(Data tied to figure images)
========================================================================
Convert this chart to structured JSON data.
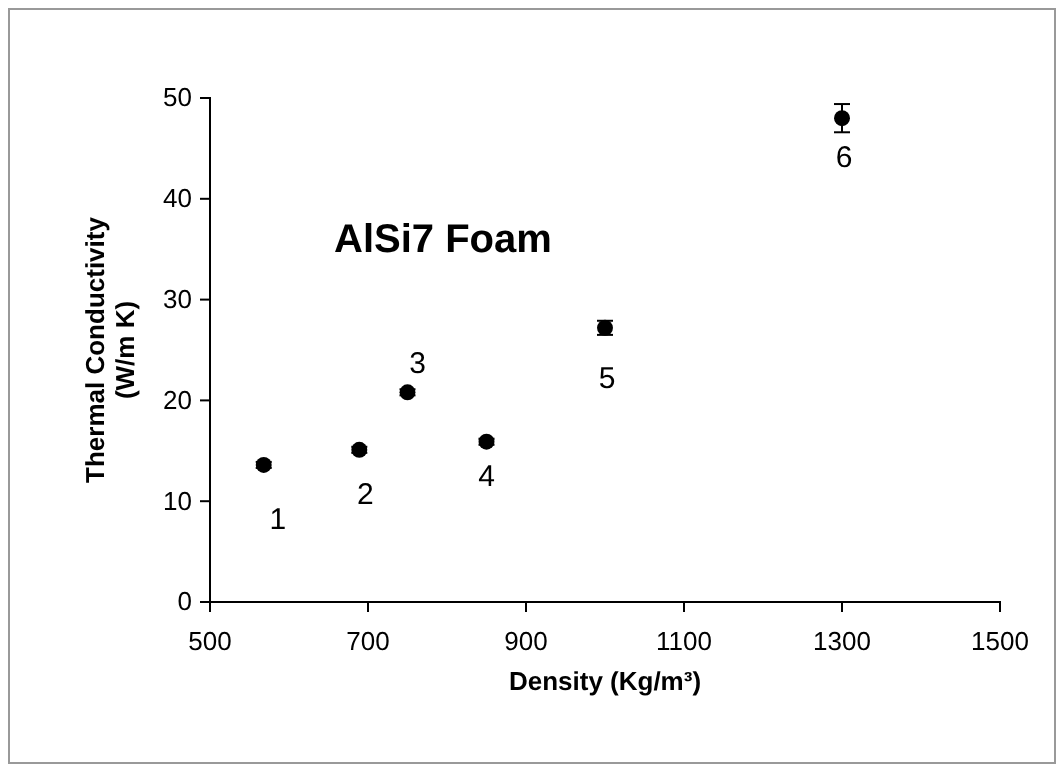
{
  "chart_data": {
    "type": "scatter",
    "xlabel": "Density (Kg/m³)",
    "ylabel": "Thermal Conductivity (W/m K)",
    "x": [
      568,
      689,
      750,
      850,
      1000,
      1300
    ],
    "values": [
      13.6,
      15.1,
      20.8,
      15.9,
      27.2,
      48.0
    ],
    "errors": [
      0.3,
      0.3,
      0.3,
      0.3,
      0.7,
      1.4
    ],
    "color": "#000000",
    "marker": "circle",
    "xlim": [
      500,
      1500
    ],
    "xticks": [
      500,
      700,
      900,
      1100,
      1300,
      1500
    ],
    "ylim": [
      0,
      50
    ],
    "yticks": [
      0,
      10,
      20,
      30,
      40,
      50
    ],
    "annotations": [
      "AlSi7 Foam",
      {
        "text": "1",
        "x": 568,
        "y": 13.6
      },
      {
        "text": "2",
        "x": 689,
        "y": 15.1
      },
      {
        "text": "3",
        "x": 750,
        "y": 20.8
      },
      {
        "text": "4",
        "x": 850,
        "y": 15.9
      },
      {
        "text": "5",
        "x": 1000,
        "y": 27.2
      },
      {
        "text": "6",
        "x": 1300,
        "y": 48.0
      }
    ]
  }
}
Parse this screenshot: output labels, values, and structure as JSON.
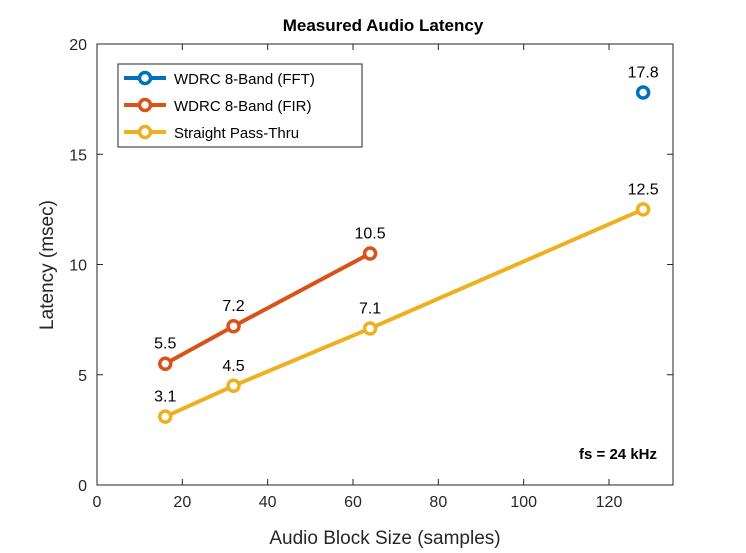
{
  "chart_data": {
    "type": "line",
    "title": "Measured Audio Latency",
    "xlabel": "Audio Block Size (samples)",
    "ylabel": "Latency (msec)",
    "xlim": [
      0,
      135
    ],
    "ylim": [
      0,
      20
    ],
    "xticks": [
      0,
      20,
      40,
      60,
      80,
      100,
      120
    ],
    "yticks": [
      0,
      5,
      10,
      15,
      20
    ],
    "grid": false,
    "legend_position": "top-left",
    "annotation": "fs = 24 kHz",
    "series": [
      {
        "name": "WDRC 8-Band (FFT)",
        "color": "#0072BD",
        "x": [
          128
        ],
        "y": [
          17.8
        ],
        "labels": [
          "17.8"
        ]
      },
      {
        "name": "WDRC 8-Band (FIR)",
        "color": "#D95319",
        "x": [
          16,
          32,
          64
        ],
        "y": [
          5.5,
          7.2,
          10.5
        ],
        "labels": [
          "5.5",
          "7.2",
          "10.5"
        ]
      },
      {
        "name": "Straight Pass-Thru",
        "color": "#EDB120",
        "x": [
          16,
          32,
          64,
          128
        ],
        "y": [
          3.1,
          4.5,
          7.1,
          12.5
        ],
        "labels": [
          "3.1",
          "4.5",
          "7.1",
          "12.5"
        ]
      }
    ]
  }
}
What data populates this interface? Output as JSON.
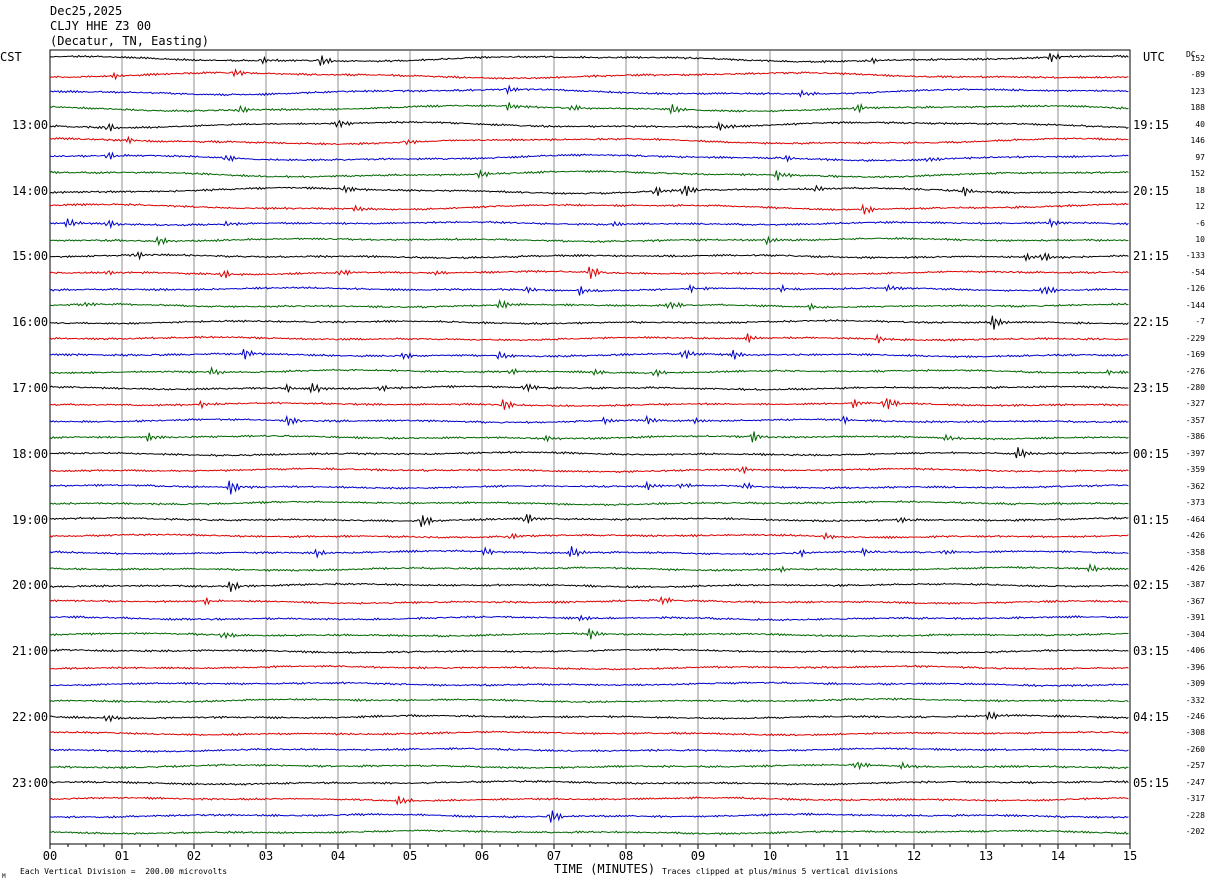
========================================================================
» **WHAT YOU WILL DO**:
Provide the number of lines in the entries that include "ylabel", and no other text.

» **ANSWER TO THIS TASK**:
2